• **WORK TO DO**:
a: Transcribe the comment thread word for word, beginning at the words that contain "My theory is" and stopping after "machine is better?".
b: For each statement below, say yes or no to whether it agrees with the comment thread, and quote the words from the thread that decide it. (i) Someone who is never judged never improves. (ii) Escaping into fantasy is wrong at any time and in any place. (iii) Adults who are less physically social turning to AI is necessarily a bad thing.

Define "better" ? What are we measuring ? Instant self gratification ? Long term emotional independence ?


The article goes on to say what the author thinks is bad about this:

> We’re not raising emotionally intelligent kids. We’re raising kids to navigate human unpredictability as if it’s a design flaw. Because when you grow up with a machine that always gets you, messy human behavior feels broken. We’re not preparing kids to handle people.

I don’t think there’s anything wrong with escaping into fantasy in the right time and place, but young kids (and even well-adjusted adults) can have problems self-moderating and letting fantasy substitute for engaging with reality.


My theory is it’ll make children more anxious when the cookie-cutter nearly perfect schema is broken.

We need rough edges, we need some level of inconsistency.

If a child is grown up on machine, they’ll prefer machine for friends, dating, colleagues.

We’re already seeing a subset of the population who are less physically social turn to AI to fill the gap. Not necessarily a bad thing for adults, but preferring machine over humans in place of friends during a childs most formidable years is a recipe for societal disaster.


> And what’s bad about this? Maybe humans need to rethink their behavior if machine is better?

What is bad about this is that we exist in a real world, with other imperfect humans that we need to learn to interact with, and sometimes very tough social situations we will have to learn to navigate

Children who are overly coddled and never challenged grow up to become insecure, entitled adults. They expect everything to continue coddling them forever

> A calm voice that never judges

If you are never judged, you never improve


> what’s bad about this?

[Rows contained in a dataset]
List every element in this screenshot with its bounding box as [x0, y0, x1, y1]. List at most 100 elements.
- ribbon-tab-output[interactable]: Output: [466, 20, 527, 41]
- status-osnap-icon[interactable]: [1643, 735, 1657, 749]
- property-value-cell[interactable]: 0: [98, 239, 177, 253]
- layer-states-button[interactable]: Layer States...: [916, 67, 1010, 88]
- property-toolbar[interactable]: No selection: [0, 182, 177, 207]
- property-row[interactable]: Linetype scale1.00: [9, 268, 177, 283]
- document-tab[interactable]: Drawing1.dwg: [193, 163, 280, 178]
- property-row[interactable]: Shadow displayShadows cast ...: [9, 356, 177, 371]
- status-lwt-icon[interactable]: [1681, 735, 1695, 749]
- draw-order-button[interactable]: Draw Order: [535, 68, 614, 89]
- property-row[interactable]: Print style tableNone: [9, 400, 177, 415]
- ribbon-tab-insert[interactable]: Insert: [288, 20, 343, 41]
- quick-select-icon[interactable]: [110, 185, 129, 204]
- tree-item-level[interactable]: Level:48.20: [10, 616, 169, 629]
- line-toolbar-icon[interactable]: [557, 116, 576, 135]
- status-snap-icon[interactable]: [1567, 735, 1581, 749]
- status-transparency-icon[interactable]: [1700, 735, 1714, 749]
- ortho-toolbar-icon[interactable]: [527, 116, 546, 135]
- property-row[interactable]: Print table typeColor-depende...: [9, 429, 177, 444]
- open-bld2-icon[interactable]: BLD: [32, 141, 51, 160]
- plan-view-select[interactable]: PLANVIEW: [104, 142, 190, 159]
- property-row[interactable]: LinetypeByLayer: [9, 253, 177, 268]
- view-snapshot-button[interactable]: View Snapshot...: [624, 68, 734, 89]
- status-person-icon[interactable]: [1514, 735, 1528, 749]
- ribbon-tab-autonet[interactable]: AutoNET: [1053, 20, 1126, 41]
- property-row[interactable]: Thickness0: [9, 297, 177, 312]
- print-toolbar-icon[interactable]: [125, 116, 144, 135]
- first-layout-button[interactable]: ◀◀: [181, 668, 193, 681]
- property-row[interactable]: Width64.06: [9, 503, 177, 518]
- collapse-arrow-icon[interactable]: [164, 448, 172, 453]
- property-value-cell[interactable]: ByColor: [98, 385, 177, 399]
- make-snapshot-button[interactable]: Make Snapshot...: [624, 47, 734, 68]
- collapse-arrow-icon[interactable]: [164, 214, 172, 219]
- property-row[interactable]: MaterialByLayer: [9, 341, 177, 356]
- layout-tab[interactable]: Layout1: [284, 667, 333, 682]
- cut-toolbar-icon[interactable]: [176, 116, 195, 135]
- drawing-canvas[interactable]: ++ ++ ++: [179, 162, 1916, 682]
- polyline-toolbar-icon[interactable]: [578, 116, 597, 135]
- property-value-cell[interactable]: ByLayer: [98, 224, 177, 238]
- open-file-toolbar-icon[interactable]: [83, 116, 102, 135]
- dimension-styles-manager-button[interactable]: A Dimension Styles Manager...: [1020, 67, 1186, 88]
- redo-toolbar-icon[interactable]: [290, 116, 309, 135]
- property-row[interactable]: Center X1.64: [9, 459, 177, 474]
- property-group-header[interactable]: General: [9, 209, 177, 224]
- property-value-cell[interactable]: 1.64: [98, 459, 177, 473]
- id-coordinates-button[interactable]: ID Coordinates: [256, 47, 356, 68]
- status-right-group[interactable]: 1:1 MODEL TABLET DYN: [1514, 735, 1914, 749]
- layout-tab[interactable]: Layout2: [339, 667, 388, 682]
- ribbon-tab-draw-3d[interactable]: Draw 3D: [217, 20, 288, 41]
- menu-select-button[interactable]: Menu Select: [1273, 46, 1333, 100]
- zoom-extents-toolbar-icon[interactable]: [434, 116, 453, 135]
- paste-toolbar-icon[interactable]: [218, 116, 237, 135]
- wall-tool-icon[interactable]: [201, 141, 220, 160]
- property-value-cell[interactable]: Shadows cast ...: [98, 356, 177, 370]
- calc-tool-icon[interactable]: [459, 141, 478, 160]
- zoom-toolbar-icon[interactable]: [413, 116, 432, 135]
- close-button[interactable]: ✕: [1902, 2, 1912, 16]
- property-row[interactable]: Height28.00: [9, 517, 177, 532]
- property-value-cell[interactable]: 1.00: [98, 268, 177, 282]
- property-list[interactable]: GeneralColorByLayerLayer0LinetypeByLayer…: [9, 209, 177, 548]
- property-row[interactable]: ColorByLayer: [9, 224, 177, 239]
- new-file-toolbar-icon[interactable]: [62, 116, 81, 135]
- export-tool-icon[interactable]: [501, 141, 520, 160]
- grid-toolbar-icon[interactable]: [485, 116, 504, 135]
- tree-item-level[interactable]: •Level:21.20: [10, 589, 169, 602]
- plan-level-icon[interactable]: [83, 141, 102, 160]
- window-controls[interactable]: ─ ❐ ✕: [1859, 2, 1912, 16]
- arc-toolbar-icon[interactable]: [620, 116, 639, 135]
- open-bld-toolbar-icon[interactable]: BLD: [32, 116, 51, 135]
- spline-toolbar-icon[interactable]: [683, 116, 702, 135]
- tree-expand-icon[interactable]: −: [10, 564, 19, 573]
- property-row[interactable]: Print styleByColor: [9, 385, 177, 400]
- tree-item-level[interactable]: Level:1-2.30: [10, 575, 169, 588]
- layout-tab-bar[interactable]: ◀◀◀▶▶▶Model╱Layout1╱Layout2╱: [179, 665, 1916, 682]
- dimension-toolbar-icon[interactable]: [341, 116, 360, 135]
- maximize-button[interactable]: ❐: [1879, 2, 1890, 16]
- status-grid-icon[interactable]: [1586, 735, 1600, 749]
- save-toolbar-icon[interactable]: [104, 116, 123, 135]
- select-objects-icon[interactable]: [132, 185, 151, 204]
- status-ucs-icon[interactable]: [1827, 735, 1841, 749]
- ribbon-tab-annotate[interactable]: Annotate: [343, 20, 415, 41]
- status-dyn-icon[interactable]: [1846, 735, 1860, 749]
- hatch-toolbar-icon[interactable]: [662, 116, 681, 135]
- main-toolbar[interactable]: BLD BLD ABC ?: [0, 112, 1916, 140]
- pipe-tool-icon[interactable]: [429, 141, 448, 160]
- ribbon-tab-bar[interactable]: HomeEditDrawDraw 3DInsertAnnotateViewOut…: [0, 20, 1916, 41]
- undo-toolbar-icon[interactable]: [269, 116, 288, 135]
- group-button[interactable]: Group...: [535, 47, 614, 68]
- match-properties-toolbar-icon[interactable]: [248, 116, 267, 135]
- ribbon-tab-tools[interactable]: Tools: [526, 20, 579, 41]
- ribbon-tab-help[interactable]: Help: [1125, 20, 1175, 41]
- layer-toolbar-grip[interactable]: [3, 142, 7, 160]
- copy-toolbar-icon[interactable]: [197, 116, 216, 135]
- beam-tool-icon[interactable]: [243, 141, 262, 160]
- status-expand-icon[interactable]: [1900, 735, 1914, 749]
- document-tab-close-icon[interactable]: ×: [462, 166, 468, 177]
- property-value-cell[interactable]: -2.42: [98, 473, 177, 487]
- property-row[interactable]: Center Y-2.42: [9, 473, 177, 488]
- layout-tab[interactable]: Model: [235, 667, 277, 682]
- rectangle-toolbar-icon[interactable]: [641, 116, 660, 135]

• **ANSWERS PER TASK**:
a:
My theory is it’ll make children more anxious when the cookie-cutter nearly perfect schema is broken.

We need rough edges, we need some level of inconsistency.

If a child is grown up on machine, they’ll prefer machine for friends, dating, colleagues.

We’re already seeing a subset of the population who are less physically social turn to AI to fill the gap. Not necessarily a bad thing for adults, but preferring machine over humans in place of friends during a childs most formidable years is a recipe for societal disaster.


> And what’s bad about this? Maybe humans need to rethink their behavior if machine is better?

b:
(i) Yes: "If you are never judged, you never improve"
(ii) No: "I don’t think there’s anything wrong with escaping into fantasy in the right time and place"
(iii) No: "Not necessarily a bad thing for adults"